▸ **DATA SUPPLIED**
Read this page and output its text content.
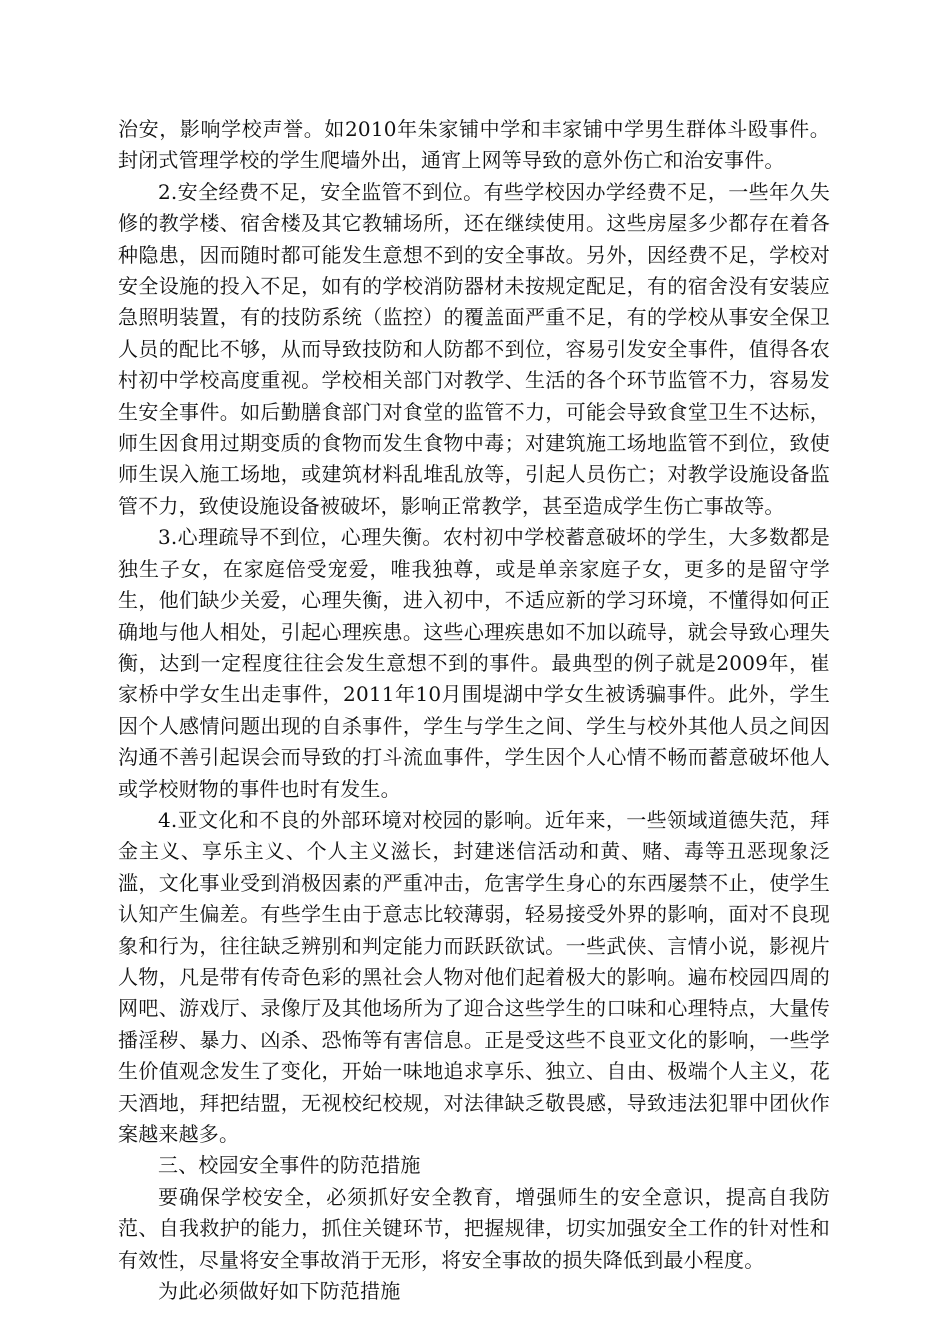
治安，影响学校声誉。如2010年朱家铺中学和丰家铺中学男生群体斗殴事件。封闭式管理学校的学生爬墙外出，通宵上网等导致的意外伤亡和治安事件。

2.安全经费不足，安全监管不到位。有些学校因办学经费不足，一些年久失修的教学楼、宿舍楼及其它教辅场所，还在继续使用。这些房屋多少都存在着各种隐患，因而随时都可能发生意想不到的安全事故。另外，因经费不足，学校对安全设施的投入不足，如有的学校消防器材未按规定配足，有的宿舍没有安装应急照明装置，有的技防系统（监控）的覆盖面严重不足，有的学校从事安全保卫人员的配比不够，从而导致技防和人防都不到位，容易引发安全事件，值得各农村初中学校高度重视。学校相关部门对教学、生活的各个环节监管不力，容易发生安全事件。如后勤膳食部门对食堂的监管不力，可能会导致食堂卫生不达标，师生因食用过期变质的食物而发生食物中毒；对建筑施工场地监管不到位，致使师生误入施工场地，或建筑材料乱堆乱放等，引起人员伤亡；对教学设施设备监管不力，致使设施设备被破坏，影响正常教学，甚至造成学生伤亡事故等。

3.心理疏导不到位，心理失衡。农村初中学校蓄意破坏的学生，大多数都是独生子女，在家庭倍受宠爱，唯我独尊，或是单亲家庭子女，更多的是留守学生，他们缺少关爱，心理失衡，进入初中，不适应新的学习环境，不懂得如何正确地与他人相处，引起心理疾患。这些心理疾患如不加以疏导，就会导致心理失衡，达到一定程度往往会发生意想不到的事件。最典型的例子就是2009年，崔家桥中学女生出走事件，2011年10月围堤湖中学女生被诱骗事件。此外，学生因个人感情问题出现的自杀事件，学生与学生之间、学生与校外其他人员之间因沟通不善引起误会而导致的打斗流血事件，学生因个人心情不畅而蓄意破坏他人或学校财物的事件也时有发生。

4.亚文化和不良的外部环境对校园的影响。近年来，一些领域道德失范，拜金主义、享乐主义、个人主义滋长，封建迷信活动和黄、赌、毒等丑恶现象泛滥，文化事业受到消极因素的严重冲击，危害学生身心的东西屡禁不止，使学生认知产生偏差。有些学生由于意志比较薄弱，轻易接受外界的影响，面对不良现象和行为，往往缺乏辨别和判定能力而跃跃欲试。一些武侠、言情小说，影视片人物，凡是带有传奇色彩的黑社会人物对他们起着极大的影响。遍布校园四周的网吧、游戏厅、录像厅及其他场所为了迎合这些学生的口味和心理特点，大量传播淫秽、暴力、凶杀、恐怖等有害信息。正是受这些不良亚文化的影响，一些学生价值观念发生了变化，开始一味地追求享乐、独立、自由、极端个人主义，花天酒地，拜把结盟，无视校纪校规，对法律缺乏敬畏感，导致违法犯罪中团伙作案越来越多。

三、校园安全事件的防范措施

要确保学校安全，必须抓好安全教育，增强师生的安全意识，提高自我防范、自我救护的能力，抓住关键环节，把握规律，切实加强安全工作的针对性和有效性，尽量将安全事故消于无形，将安全事故的损失降低到最小程度。

为此必须做好如下防范措施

▸ **DIRECTIONS FOR THIS TASK**
Pictures stay out; reproduce every line of the records exactly.

▸ **EXERCISE RESULT**
Read this page and output its text content.
治安，影响学校声誉。如2010年朱家铺中学和丰家铺中学男生群体斗殴事件。封闭式管理学校的学生爬墙外出，通宵上网等导致的意外伤亡和治安事件。

2.安全经费不足，安全监管不到位。有些学校因办学经费不足，一些年久失修的教学楼、宿舍楼及其它教辅场所，还在继续使用。这些房屋多少都存在着各种隐患，因而随时都可能发生意想不到的安全事故。另外，因经费不足，学校对安全设施的投入不足，如有的学校消防器材未按规定配足，有的宿舍没有安装应急照明装置，有的技防系统（监控）的覆盖面严重不足，有的学校从事安全保卫人员的配比不够，从而导致技防和人防都不到位，容易引发安全事件，值得各农村初中学校高度重视。学校相关部门对教学、生活的各个环节监管不力，容易发生安全事件。如后勤膳食部门对食堂的监管不力，可能会导致食堂卫生不达标，师生因食用过期变质的食物而发生食物中毒；对建筑施工场地监管不到位，致使师生误入施工场地，或建筑材料乱堆乱放等，引起人员伤亡；对教学设施设备监管不力，致使设施设备被破坏，影响正常教学，甚至造成学生伤亡事故等。

3.心理疏导不到位，心理失衡。农村初中学校蓄意破坏的学生，大多数都是独生子女，在家庭倍受宠爱，唯我独尊，或是单亲家庭子女，更多的是留守学生，他们缺少关爱，心理失衡，进入初中，不适应新的学习环境，不懂得如何正确地与他人相处，引起心理疾患。这些心理疾患如不加以疏导，就会导致心理失衡，达到一定程度往往会发生意想不到的事件。最典型的例子就是2009年，崔家桥中学女生出走事件，2011年10月围堤湖中学女生被诱骗事件。此外，学生因个人感情问题出现的自杀事件，学生与学生之间、学生与校外其他人员之间因沟通不善引起误会而导致的打斗流血事件，学生因个人心情不畅而蓄意破坏他人或学校财物的事件也时有发生。

4.亚文化和不良的外部环境对校园的影响。近年来，一些领域道德失范，拜金主义、享乐主义、个人主义滋长，封建迷信活动和黄、赌、毒等丑恶现象泛滥，文化事业受到消极因素的严重冲击，危害学生身心的东西屡禁不止，使学生认知产生偏差。有些学生由于意志比较薄弱，轻易接受外界的影响，面对不良现象和行为，往往缺乏辨别和判定能力而跃跃欲试。一些武侠、言情小说，影视片人物，凡是带有传奇色彩的黑社会人物对他们起着极大的影响。遍布校园四周的网吧、游戏厅、录像厅及其他场所为了迎合这些学生的口味和心理特点，大量传播淫秽、暴力、凶杀、恐怖等有害信息。正是受这些不良亚文化的影响，一些学生价值观念发生了变化，开始一味地追求享乐、独立、自由、极端个人主义，花天酒地，拜把结盟，无视校纪校规，对法律缺乏敬畏感，导致违法犯罪中团伙作案越来越多。

三、校园安全事件的防范措施

要确保学校安全，必须抓好安全教育，增强师生的安全意识，提高自我防范、自我救护的能力，抓住关键环节，把握规律，切实加强安全工作的针对性和有效性，尽量将安全事故消于无形，将安全事故的损失降低到最小程度。

为此必须做好如下防范措施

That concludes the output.